### Exercise details
Output the lines below word for word, from first to last, and leave the pictures out.

::::

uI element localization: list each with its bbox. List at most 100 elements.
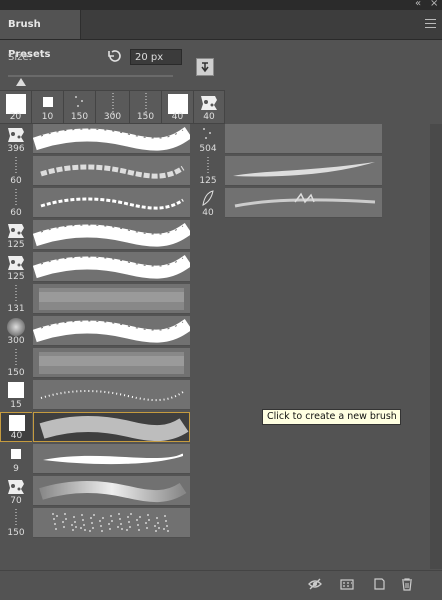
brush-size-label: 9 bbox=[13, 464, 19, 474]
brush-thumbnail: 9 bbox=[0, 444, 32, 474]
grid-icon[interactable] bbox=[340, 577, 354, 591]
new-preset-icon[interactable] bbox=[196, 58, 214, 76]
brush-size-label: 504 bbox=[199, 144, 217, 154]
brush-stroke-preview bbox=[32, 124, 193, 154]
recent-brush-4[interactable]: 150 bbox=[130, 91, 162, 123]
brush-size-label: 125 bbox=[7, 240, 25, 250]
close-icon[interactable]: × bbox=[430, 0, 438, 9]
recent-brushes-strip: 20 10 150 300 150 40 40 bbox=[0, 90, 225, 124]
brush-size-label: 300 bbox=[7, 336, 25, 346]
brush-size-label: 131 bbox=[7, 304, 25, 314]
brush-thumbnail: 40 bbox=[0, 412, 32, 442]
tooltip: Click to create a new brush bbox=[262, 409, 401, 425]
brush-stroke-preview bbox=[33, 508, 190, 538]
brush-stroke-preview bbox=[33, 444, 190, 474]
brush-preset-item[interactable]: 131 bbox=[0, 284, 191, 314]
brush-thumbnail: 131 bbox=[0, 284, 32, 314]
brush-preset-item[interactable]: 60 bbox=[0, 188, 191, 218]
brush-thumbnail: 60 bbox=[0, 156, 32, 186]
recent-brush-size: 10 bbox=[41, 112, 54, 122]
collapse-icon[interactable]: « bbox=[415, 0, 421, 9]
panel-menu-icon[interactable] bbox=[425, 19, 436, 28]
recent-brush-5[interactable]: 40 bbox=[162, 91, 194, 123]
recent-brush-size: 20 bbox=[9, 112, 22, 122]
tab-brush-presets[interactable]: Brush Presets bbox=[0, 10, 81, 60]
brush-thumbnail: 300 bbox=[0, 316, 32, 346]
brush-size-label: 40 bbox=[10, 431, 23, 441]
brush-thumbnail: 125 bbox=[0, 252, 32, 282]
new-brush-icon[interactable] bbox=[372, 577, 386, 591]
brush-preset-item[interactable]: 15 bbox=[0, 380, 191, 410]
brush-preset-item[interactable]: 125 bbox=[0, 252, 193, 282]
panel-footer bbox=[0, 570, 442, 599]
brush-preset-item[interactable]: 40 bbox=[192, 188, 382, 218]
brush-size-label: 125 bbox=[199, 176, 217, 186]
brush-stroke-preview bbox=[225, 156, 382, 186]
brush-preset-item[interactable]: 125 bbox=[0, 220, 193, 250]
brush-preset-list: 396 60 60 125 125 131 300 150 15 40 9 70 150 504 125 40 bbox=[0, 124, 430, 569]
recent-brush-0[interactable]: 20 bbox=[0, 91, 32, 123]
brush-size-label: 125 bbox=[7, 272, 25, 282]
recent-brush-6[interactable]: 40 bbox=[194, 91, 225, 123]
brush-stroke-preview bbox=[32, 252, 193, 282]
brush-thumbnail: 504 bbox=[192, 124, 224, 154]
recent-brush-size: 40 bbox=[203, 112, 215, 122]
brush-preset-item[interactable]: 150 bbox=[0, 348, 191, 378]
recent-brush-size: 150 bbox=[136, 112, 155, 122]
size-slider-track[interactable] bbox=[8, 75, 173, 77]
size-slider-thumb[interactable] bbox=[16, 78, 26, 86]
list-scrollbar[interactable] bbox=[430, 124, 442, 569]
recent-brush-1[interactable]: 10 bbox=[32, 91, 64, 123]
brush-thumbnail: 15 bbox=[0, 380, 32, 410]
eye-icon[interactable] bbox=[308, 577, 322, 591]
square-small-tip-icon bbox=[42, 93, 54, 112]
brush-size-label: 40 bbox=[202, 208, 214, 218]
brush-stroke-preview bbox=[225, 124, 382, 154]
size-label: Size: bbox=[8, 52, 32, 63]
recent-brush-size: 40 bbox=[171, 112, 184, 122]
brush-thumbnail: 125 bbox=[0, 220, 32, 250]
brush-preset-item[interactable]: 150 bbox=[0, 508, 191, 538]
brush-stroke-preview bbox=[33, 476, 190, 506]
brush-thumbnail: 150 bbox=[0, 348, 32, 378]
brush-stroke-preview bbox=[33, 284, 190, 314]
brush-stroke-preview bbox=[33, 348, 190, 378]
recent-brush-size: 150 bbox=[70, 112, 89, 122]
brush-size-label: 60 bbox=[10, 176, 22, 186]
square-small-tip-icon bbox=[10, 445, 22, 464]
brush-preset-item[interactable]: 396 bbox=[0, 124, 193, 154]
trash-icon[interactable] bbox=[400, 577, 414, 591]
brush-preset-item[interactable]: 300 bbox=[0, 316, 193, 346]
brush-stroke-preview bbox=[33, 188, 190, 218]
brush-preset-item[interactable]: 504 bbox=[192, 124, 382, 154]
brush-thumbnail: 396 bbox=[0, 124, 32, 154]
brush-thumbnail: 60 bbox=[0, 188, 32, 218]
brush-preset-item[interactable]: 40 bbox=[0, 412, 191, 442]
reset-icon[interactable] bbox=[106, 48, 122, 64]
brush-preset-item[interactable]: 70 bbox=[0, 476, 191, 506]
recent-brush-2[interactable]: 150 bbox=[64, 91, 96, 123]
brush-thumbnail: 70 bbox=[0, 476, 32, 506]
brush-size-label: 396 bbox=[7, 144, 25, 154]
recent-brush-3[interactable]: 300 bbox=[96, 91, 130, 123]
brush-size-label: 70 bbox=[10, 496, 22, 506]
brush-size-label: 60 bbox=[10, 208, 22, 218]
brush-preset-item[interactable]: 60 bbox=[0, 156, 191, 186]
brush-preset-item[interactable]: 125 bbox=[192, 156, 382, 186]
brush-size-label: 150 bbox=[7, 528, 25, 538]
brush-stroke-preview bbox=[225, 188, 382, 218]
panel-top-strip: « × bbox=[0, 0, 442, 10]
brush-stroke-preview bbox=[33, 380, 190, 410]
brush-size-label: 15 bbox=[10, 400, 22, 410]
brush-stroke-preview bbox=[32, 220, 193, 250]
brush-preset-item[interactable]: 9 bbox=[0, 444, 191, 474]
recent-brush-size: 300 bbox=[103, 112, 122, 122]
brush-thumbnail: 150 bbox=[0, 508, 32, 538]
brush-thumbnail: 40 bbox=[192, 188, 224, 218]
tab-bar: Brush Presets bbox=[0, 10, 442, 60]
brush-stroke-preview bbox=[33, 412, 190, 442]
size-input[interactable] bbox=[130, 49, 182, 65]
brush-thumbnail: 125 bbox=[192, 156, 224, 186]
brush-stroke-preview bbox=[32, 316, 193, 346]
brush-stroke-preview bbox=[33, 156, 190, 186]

::::

### Solution for this problem
uI element localization: list each with its bbox. List at most 100 elements.
brush-size-label: 9 bbox=[13, 464, 19, 474]
brush-thumbnail: 9 bbox=[0, 444, 32, 474]
grid-icon[interactable] bbox=[340, 577, 354, 591]
new-preset-icon[interactable] bbox=[196, 58, 214, 76]
brush-size-label: 504 bbox=[199, 144, 217, 154]
brush-stroke-preview bbox=[32, 124, 193, 154]
recent-brush-4[interactable]: 150 bbox=[130, 91, 162, 123]
brush-size-label: 125 bbox=[7, 240, 25, 250]
close-icon[interactable]: × bbox=[430, 0, 438, 9]
recent-brushes-strip: 20 10 150 300 150 40 40 bbox=[0, 90, 225, 124]
brush-size-label: 300 bbox=[7, 336, 25, 346]
brush-size-label: 131 bbox=[7, 304, 25, 314]
brush-thumbnail: 40 bbox=[0, 412, 32, 442]
tooltip: Click to create a new brush bbox=[262, 409, 401, 425]
brush-stroke-preview bbox=[33, 508, 190, 538]
brush-stroke-preview bbox=[33, 444, 190, 474]
brush-preset-item[interactable]: 131 bbox=[0, 284, 191, 314]
brush-thumbnail: 131 bbox=[0, 284, 32, 314]
brush-preset-item[interactable]: 60 bbox=[0, 188, 191, 218]
brush-thumbnail: 60 bbox=[0, 156, 32, 186]
recent-brush-size: 10 bbox=[41, 112, 54, 122]
collapse-icon[interactable]: « bbox=[415, 0, 421, 9]
panel-menu-icon[interactable] bbox=[425, 19, 436, 28]
recent-brush-5[interactable]: 40 bbox=[162, 91, 194, 123]
recent-brush-size: 20 bbox=[9, 112, 22, 122]
tab-brush-presets[interactable]: Brush Presets bbox=[0, 10, 81, 60]
brush-thumbnail: 300 bbox=[0, 316, 32, 346]
brush-size-label: 40 bbox=[10, 431, 23, 441]
brush-thumbnail: 125 bbox=[0, 252, 32, 282]
new-brush-icon[interactable] bbox=[372, 577, 386, 591]
brush-preset-item[interactable]: 15 bbox=[0, 380, 191, 410]
brush-preset-item[interactable]: 125 bbox=[0, 252, 193, 282]
panel-footer bbox=[0, 570, 442, 599]
brush-preset-item[interactable]: 40 bbox=[192, 188, 382, 218]
brush-size-label: 125 bbox=[199, 176, 217, 186]
brush-stroke-preview bbox=[225, 156, 382, 186]
brush-preset-item[interactable]: 125 bbox=[0, 220, 193, 250]
brush-preset-list: 396 60 60 125 125 131 300 150 15 40 9 70 150 504 125 40 bbox=[0, 124, 430, 569]
recent-brush-0[interactable]: 20 bbox=[0, 91, 32, 123]
brush-size-label: 125 bbox=[7, 272, 25, 282]
recent-brush-6[interactable]: 40 bbox=[194, 91, 225, 123]
brush-stroke-preview bbox=[32, 252, 193, 282]
brush-thumbnail: 504 bbox=[192, 124, 224, 154]
recent-brush-size: 40 bbox=[203, 112, 215, 122]
brush-preset-item[interactable]: 150 bbox=[0, 348, 191, 378]
recent-brush-size: 150 bbox=[136, 112, 155, 122]
size-slider-track[interactable] bbox=[8, 75, 173, 77]
size-slider-thumb[interactable] bbox=[16, 78, 26, 86]
list-scrollbar[interactable] bbox=[430, 124, 442, 569]
recent-brush-1[interactable]: 10 bbox=[32, 91, 64, 123]
brush-thumbnail: 15 bbox=[0, 380, 32, 410]
eye-icon[interactable] bbox=[308, 577, 322, 591]
square-small-tip-icon bbox=[42, 93, 54, 112]
brush-size-label: 40 bbox=[202, 208, 214, 218]
brush-stroke-preview bbox=[225, 124, 382, 154]
size-label: Size: bbox=[8, 52, 32, 63]
recent-brush-size: 40 bbox=[171, 112, 184, 122]
brush-thumbnail: 125 bbox=[0, 220, 32, 250]
brush-preset-item[interactable]: 150 bbox=[0, 508, 191, 538]
brush-stroke-preview bbox=[33, 476, 190, 506]
brush-thumbnail: 150 bbox=[0, 348, 32, 378]
brush-stroke-preview bbox=[33, 284, 190, 314]
brush-stroke-preview bbox=[33, 348, 190, 378]
recent-brush-size: 150 bbox=[70, 112, 89, 122]
brush-size-label: 60 bbox=[10, 176, 22, 186]
square-small-tip-icon bbox=[10, 445, 22, 464]
brush-preset-item[interactable]: 396 bbox=[0, 124, 193, 154]
trash-icon[interactable] bbox=[400, 577, 414, 591]
brush-preset-item[interactable]: 300 bbox=[0, 316, 193, 346]
brush-stroke-preview bbox=[33, 188, 190, 218]
brush-preset-item[interactable]: 504 bbox=[192, 124, 382, 154]
brush-thumbnail: 396 bbox=[0, 124, 32, 154]
brush-thumbnail: 60 bbox=[0, 188, 32, 218]
brush-preset-item[interactable]: 40 bbox=[0, 412, 191, 442]
reset-icon[interactable] bbox=[106, 48, 122, 64]
brush-preset-item[interactable]: 70 bbox=[0, 476, 191, 506]
recent-brush-2[interactable]: 150 bbox=[64, 91, 96, 123]
brush-thumbnail: 70 bbox=[0, 476, 32, 506]
brush-size-label: 396 bbox=[7, 144, 25, 154]
recent-brush-3[interactable]: 300 bbox=[96, 91, 130, 123]
brush-size-label: 70 bbox=[10, 496, 22, 506]
brush-size-label: 60 bbox=[10, 208, 22, 218]
brush-preset-item[interactable]: 60 bbox=[0, 156, 191, 186]
brush-preset-item[interactable]: 125 bbox=[192, 156, 382, 186]
brush-size-label: 150 bbox=[7, 528, 25, 538]
brush-stroke-preview bbox=[225, 188, 382, 218]
panel-top-strip: « × bbox=[0, 0, 442, 10]
brush-stroke-preview bbox=[33, 380, 190, 410]
brush-size-label: 15 bbox=[10, 400, 22, 410]
brush-stroke-preview bbox=[32, 220, 193, 250]
brush-preset-item[interactable]: 9 bbox=[0, 444, 191, 474]
recent-brush-size: 300 bbox=[103, 112, 122, 122]
brush-thumbnail: 150 bbox=[0, 508, 32, 538]
brush-thumbnail: 40 bbox=[192, 188, 224, 218]
tab-bar: Brush Presets bbox=[0, 10, 442, 60]
brush-stroke-preview bbox=[33, 412, 190, 442]
size-input[interactable] bbox=[130, 49, 182, 65]
brush-thumbnail: 125 bbox=[192, 156, 224, 186]
brush-stroke-preview bbox=[32, 316, 193, 346]
brush-stroke-preview bbox=[33, 156, 190, 186]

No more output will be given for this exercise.